Concerns over animal welfare have led to pledges of sourcing only cage-free eggs by many U.S. food retailers and restaurants such as Walmart and McDonald’s by 2025 or 2030. According to the current number of pledges, it would take more than 70% of the current US layer inventory to meet the pledged demand by 2025. In November 2018, California made cage-free hens a state law by requiring that all eggs come from cage-free hens by 2022. Compared to a conventional cage system, cage-free hen housing offers birds more space and opportunities to practice their natural behaviors such as dustbathing, foraging, and perching, etc. One environmental challenge posted by cage-free housing is high dust or particulate matter (PM) levels, especially during cold weather when the house has limited ventilation. Based on two years of continuous measurement conducted by Iowa State University during a Coalition for Sustainable Egg Supply (CSES is made up of leading animal welfare scientists, academic institutions, non-government organizations, egg suppliers, and restaurant/foodservice and food retail companies) project, researchers found that the PM10 (particulate matter with size smaller than 10 micrometer in diameter) levels in cage-free houses were 6-9 times higher than conventional cage manure-belt and enriched colony houses (as shown in fig. 1).

Figure 1. Dust level in three different systems (CC- conventional cage, EC- enriched colony, AH- aviary house).

Sources and potential risk of high dust level

Dust concentrations and emissions are high in cage-free houses due to accumulation of floor litter (a mixture of hen manure and bedding materials), bird activities, and the dry litter condition (e.g., 10-15% floor litter moisture content in Iowa). Higher levels of dust in cage-free house air can carry more airborne microorganisms and endotoxins which, once inhaled, may trigger respiratory diseases to animals and/or their caretakers. The PM10 and PM2.5 (particulate matter with size smaller than 10 and 2.5 micrometers in diameter, respectively) are small enough to penetrate the thoracic region of the respiratory system. The health effects of inhalable dust are well documented. Therefore, mitigating dust levels is imperative to protecting the health and well-being of the animals and the caretakers; and improving the environmental stewardship of cage-free layer farms.

* _Exercise instructions_: Say whether each statement below agrees with the passage on dust in cage-free hen houses, answering yes or no and quoting the deciding words of the passage: 1. California law requires that all eggs come from cage-free hens by 2022. 2. The Iowa State University measurements ran continuously for one year. 3. Dust levels in cage-free houses are a particular problem in warm weather with ample ventilation.

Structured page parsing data
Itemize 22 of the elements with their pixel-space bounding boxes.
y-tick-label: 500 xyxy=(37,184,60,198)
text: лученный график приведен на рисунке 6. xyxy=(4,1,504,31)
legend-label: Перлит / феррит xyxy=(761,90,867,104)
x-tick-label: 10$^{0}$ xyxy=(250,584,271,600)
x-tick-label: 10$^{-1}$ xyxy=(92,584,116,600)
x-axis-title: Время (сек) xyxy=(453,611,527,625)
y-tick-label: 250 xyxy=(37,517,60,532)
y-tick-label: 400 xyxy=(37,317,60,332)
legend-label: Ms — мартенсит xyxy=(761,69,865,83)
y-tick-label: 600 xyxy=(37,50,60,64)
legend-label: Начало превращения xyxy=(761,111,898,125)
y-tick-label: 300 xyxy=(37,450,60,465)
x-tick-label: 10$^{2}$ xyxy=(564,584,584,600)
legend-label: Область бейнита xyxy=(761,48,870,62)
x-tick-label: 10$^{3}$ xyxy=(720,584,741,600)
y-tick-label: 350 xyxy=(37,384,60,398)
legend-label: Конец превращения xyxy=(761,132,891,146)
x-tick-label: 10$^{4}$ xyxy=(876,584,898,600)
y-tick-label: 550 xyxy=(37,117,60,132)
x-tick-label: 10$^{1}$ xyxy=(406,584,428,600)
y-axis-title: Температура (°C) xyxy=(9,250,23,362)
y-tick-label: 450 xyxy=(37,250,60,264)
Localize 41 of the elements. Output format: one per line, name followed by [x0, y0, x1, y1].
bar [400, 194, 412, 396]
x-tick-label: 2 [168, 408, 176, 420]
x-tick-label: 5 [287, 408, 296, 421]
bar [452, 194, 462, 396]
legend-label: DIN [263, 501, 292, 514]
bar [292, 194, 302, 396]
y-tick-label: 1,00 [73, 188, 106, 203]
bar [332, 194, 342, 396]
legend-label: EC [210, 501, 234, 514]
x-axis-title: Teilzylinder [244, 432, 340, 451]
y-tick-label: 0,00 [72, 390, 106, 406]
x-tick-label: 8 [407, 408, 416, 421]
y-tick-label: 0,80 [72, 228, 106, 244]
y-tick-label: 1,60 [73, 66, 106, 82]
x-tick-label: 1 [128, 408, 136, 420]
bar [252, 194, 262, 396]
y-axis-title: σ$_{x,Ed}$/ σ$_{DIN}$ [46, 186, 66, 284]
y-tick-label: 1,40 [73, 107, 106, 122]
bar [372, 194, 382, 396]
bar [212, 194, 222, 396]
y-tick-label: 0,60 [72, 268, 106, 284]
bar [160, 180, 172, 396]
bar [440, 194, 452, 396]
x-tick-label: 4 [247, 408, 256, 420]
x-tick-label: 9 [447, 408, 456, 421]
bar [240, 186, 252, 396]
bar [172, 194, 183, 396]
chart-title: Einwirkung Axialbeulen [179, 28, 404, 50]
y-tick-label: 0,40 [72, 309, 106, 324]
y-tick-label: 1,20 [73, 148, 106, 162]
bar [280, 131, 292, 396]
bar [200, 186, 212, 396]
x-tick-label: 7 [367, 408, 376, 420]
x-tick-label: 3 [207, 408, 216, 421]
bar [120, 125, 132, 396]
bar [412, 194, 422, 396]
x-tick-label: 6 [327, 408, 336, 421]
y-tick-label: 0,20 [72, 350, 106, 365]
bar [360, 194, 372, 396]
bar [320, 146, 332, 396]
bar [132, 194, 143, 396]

* _Answer for this exercise_:
1. Yes: "requiring that all eggs come from cage-free hens by 2022"
2. No: "two years of continuous measurement conducted by Iowa State University"
3. No: "especially during cold weather when the house has limited ventilation"